#### [EXERCISE DIRECTIONS]
Give back every line exactly as it appears, pictures excluded.
+-------+
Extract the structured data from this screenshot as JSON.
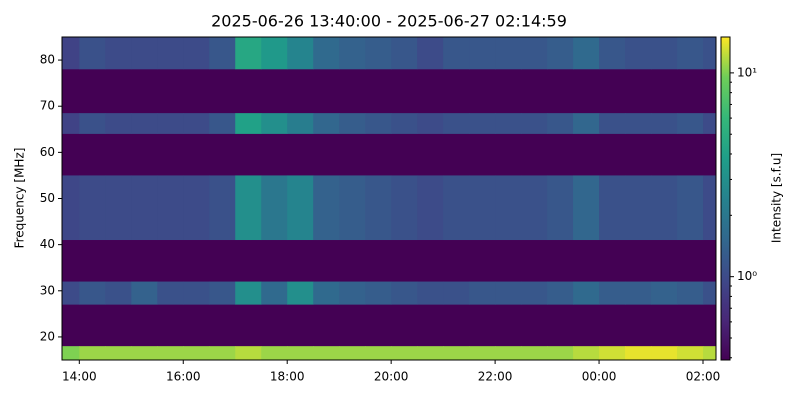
{
  "chart_data": {
    "type": "spectrogram",
    "title": "2025-06-26 13:40:00 - 2025-06-27 02:14:59",
    "ylabel": "Frequency [MHz]",
    "colorbar_label": "Intensity [s.f.u]",
    "xlim": [
      13.667,
      26.25
    ],
    "xticks": [
      {
        "value": 14,
        "label": "14:00"
      },
      {
        "value": 16,
        "label": "16:00"
      },
      {
        "value": 18,
        "label": "18:00"
      },
      {
        "value": 20,
        "label": "20:00"
      },
      {
        "value": 22,
        "label": "22:00"
      },
      {
        "value": 24,
        "label": "00:00"
      },
      {
        "value": 26,
        "label": "02:00"
      }
    ],
    "ylim": [
      15,
      85
    ],
    "yticks": [
      20,
      30,
      40,
      50,
      60,
      70,
      80
    ],
    "color_scale": "log",
    "clim": [
      0.39,
      15
    ],
    "cticks": [
      {
        "value": 1,
        "label": "10⁰"
      },
      {
        "value": 10,
        "label": "10¹"
      }
    ],
    "cminor_ticks": [
      0.4,
      0.5,
      0.6,
      0.7,
      0.8,
      0.9,
      2,
      3,
      4,
      5,
      6,
      7,
      8,
      9
    ],
    "time_edges": [
      13.667,
      14,
      14.5,
      15,
      15.5,
      16,
      16.5,
      17,
      17.5,
      18,
      18.5,
      19,
      19.5,
      20,
      20.5,
      21,
      21.5,
      22,
      22.5,
      23,
      23.5,
      24,
      24.5,
      25,
      25.5,
      26,
      26.25
    ],
    "freq_edges": [
      15,
      18,
      27,
      32,
      41,
      55,
      64,
      68.5,
      78,
      85
    ],
    "intensity": [
      [
        10,
        11,
        11,
        11,
        11,
        11,
        11,
        12,
        11,
        11,
        11,
        11,
        11,
        11,
        11,
        11,
        11,
        11,
        11,
        11,
        12,
        13,
        14,
        14,
        13,
        12
      ],
      null,
      [
        1.0,
        1.2,
        1.1,
        1.4,
        1.1,
        1.1,
        1.2,
        3.0,
        1.6,
        3.0,
        1.6,
        1.4,
        1.3,
        1.2,
        1.1,
        1.1,
        1.2,
        1.2,
        1.2,
        1.3,
        1.6,
        1.3,
        1.3,
        1.4,
        1.3,
        1.1
      ],
      null,
      [
        0.95,
        1.0,
        1.0,
        1.0,
        1.0,
        1.0,
        1.1,
        3.0,
        2.0,
        2.5,
        1.4,
        1.3,
        1.2,
        1.1,
        1.0,
        1.1,
        1.1,
        1.1,
        1.1,
        1.2,
        1.5,
        1.1,
        1.1,
        1.1,
        1.2,
        1.0
      ],
      null,
      [
        0.9,
        1.1,
        1.0,
        1.0,
        1.0,
        1.0,
        1.2,
        4.0,
        3.0,
        2.2,
        1.5,
        1.3,
        1.2,
        1.1,
        1.0,
        1.1,
        1.1,
        1.1,
        1.1,
        1.2,
        1.5,
        1.1,
        1.1,
        1.1,
        1.2,
        1.0
      ],
      null,
      [
        0.9,
        1.1,
        1.0,
        1.0,
        1.0,
        1.0,
        1.2,
        4.5,
        3.5,
        2.5,
        1.6,
        1.4,
        1.3,
        1.2,
        1.0,
        1.2,
        1.2,
        1.2,
        1.2,
        1.3,
        1.6,
        1.2,
        1.1,
        1.1,
        1.2,
        1.1
      ]
    ]
  }
}
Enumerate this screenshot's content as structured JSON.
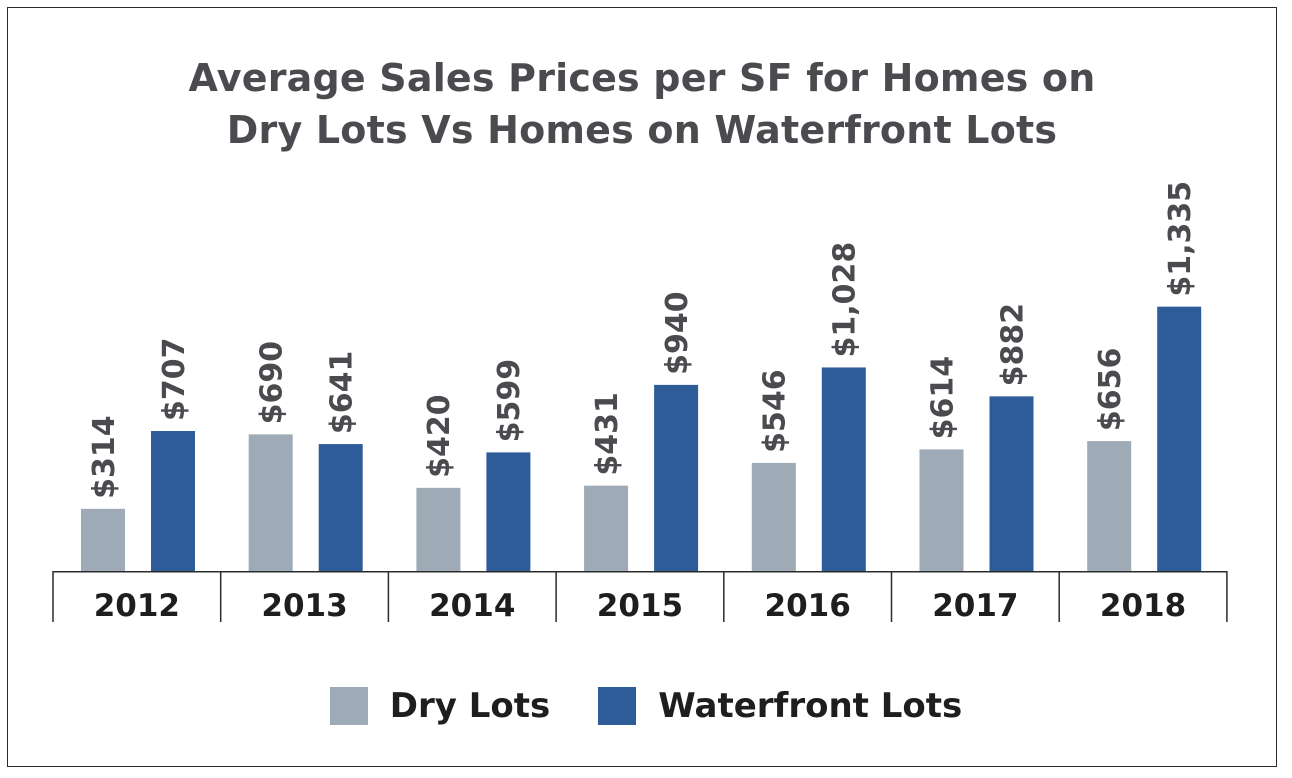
{
  "chart_data": {
    "type": "bar",
    "title_lines": [
      "Average Sales Prices per SF for Homes on",
      "Dry Lots Vs Homes on Waterfront Lots"
    ],
    "categories": [
      "2012",
      "2013",
      "2014",
      "2015",
      "2016",
      "2017",
      "2018"
    ],
    "series": [
      {
        "name": "Dry Lots",
        "color": "#9eaab5",
        "values": [
          314,
          690,
          420,
          431,
          546,
          614,
          656
        ],
        "labels": [
          "$314",
          "$690",
          "$420",
          "$431",
          "$546",
          "$614",
          "$656"
        ]
      },
      {
        "name": "Waterfront Lots",
        "color": "#2e5c99",
        "values": [
          707,
          641,
          599,
          940,
          1028,
          882,
          1335
        ],
        "labels": [
          "$707",
          "$641",
          "$599",
          "$940",
          "$1,028",
          "$882",
          "$1,335"
        ]
      }
    ],
    "label_colors": {
      "outside": "#4a4b4f",
      "inside": "#ffffff"
    },
    "ylim": [
      0,
      1400
    ],
    "grid": false,
    "legend_position": "bottom"
  }
}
+-------+
#### [RESULT OF THE TASK]
Extract the structured data from this screenshot as JSON.
{
  "chart_data": {
    "type": "spectrogram",
    "title": "2025-06-26 13:40:00 - 2025-06-27 02:14:59",
    "ylabel": "Frequency [MHz]",
    "colorbar_label": "Intensity [s.f.u]",
    "xlim": [
      13.667,
      26.25
    ],
    "xticks": [
      {
        "value": 14,
        "label": "14:00"
      },
      {
        "value": 16,
        "label": "16:00"
      },
      {
        "value": 18,
        "label": "18:00"
      },
      {
        "value": 20,
        "label": "20:00"
      },
      {
        "value": 22,
        "label": "22:00"
      },
      {
        "value": 24,
        "label": "00:00"
      },
      {
        "value": 26,
        "label": "02:00"
      }
    ],
    "ylim": [
      15,
      85
    ],
    "yticks": [
      20,
      30,
      40,
      50,
      60,
      70,
      80
    ],
    "color_scale": "log",
    "clim": [
      0.39,
      15
    ],
    "cticks": [
      {
        "value": 1,
        "label": "10⁰"
      },
      {
        "value": 10,
        "label": "10¹"
      }
    ],
    "cminor_ticks": [
      0.4,
      0.5,
      0.6,
      0.7,
      0.8,
      0.9,
      2,
      3,
      4,
      5,
      6,
      7,
      8,
      9
    ],
    "time_edges": [
      13.667,
      14,
      14.5,
      15,
      15.5,
      16,
      16.5,
      17,
      17.5,
      18,
      18.5,
      19,
      19.5,
      20,
      20.5,
      21,
      21.5,
      22,
      22.5,
      23,
      23.5,
      24,
      24.5,
      25,
      25.5,
      26,
      26.25
    ],
    "freq_edges": [
      15,
      18,
      27,
      32,
      41,
      55,
      64,
      68.5,
      78,
      85
    ],
    "intensity": [
      [
        10,
        11,
        11,
        11,
        11,
        11,
        11,
        12,
        11,
        11,
        11,
        11,
        11,
        11,
        11,
        11,
        11,
        11,
        11,
        11,
        12,
        13,
        14,
        14,
        13,
        12
      ],
      null,
      [
        1.0,
        1.2,
        1.1,
        1.4,
        1.1,
        1.1,
        1.2,
        3.0,
        1.6,
        3.0,
        1.6,
        1.4,
        1.3,
        1.2,
        1.1,
        1.1,
        1.2,
        1.2,
        1.2,
        1.3,
        1.6,
        1.3,
        1.3,
        1.4,
        1.3,
        1.1
      ],
      null,
      [
        0.95,
        1.0,
        1.0,
        1.0,
        1.0,
        1.0,
        1.1,
        3.0,
        2.0,
        2.5,
        1.4,
        1.3,
        1.2,
        1.1,
        1.0,
        1.1,
        1.1,
        1.1,
        1.1,
        1.2,
        1.5,
        1.1,
        1.1,
        1.1,
        1.2,
        1.0
      ],
      null,
      [
        0.9,
        1.1,
        1.0,
        1.0,
        1.0,
        1.0,
        1.2,
        4.0,
        3.0,
        2.2,
        1.5,
        1.3,
        1.2,
        1.1,
        1.0,
        1.1,
        1.1,
        1.1,
        1.1,
        1.2,
        1.5,
        1.1,
        1.1,
        1.1,
        1.2,
        1.0
      ],
      null,
      [
        0.9,
        1.1,
        1.0,
        1.0,
        1.0,
        1.0,
        1.2,
        4.5,
        3.5,
        2.5,
        1.6,
        1.4,
        1.3,
        1.2,
        1.0,
        1.2,
        1.2,
        1.2,
        1.2,
        1.3,
        1.6,
        1.2,
        1.1,
        1.1,
        1.2,
        1.1
      ]
    ]
  }
}
Enumerate this screenshot's content as structured JSON.
{
  "chart_data": {
    "type": "bar",
    "title_lines": [
      "Average Sales Prices per SF for Homes on",
      "Dry Lots Vs Homes on Waterfront Lots"
    ],
    "categories": [
      "2012",
      "2013",
      "2014",
      "2015",
      "2016",
      "2017",
      "2018"
    ],
    "series": [
      {
        "name": "Dry Lots",
        "color": "#9eaab5",
        "values": [
          314,
          690,
          420,
          431,
          546,
          614,
          656
        ],
        "labels": [
          "$314",
          "$690",
          "$420",
          "$431",
          "$546",
          "$614",
          "$656"
        ]
      },
      {
        "name": "Waterfront Lots",
        "color": "#2e5c99",
        "values": [
          707,
          641,
          599,
          940,
          1028,
          882,
          1335
        ],
        "labels": [
          "$707",
          "$641",
          "$599",
          "$940",
          "$1,028",
          "$882",
          "$1,335"
        ]
      }
    ],
    "label_colors": {
      "outside": "#4a4b4f",
      "inside": "#ffffff"
    },
    "ylim": [
      0,
      1400
    ],
    "grid": false,
    "legend_position": "bottom"
  }
}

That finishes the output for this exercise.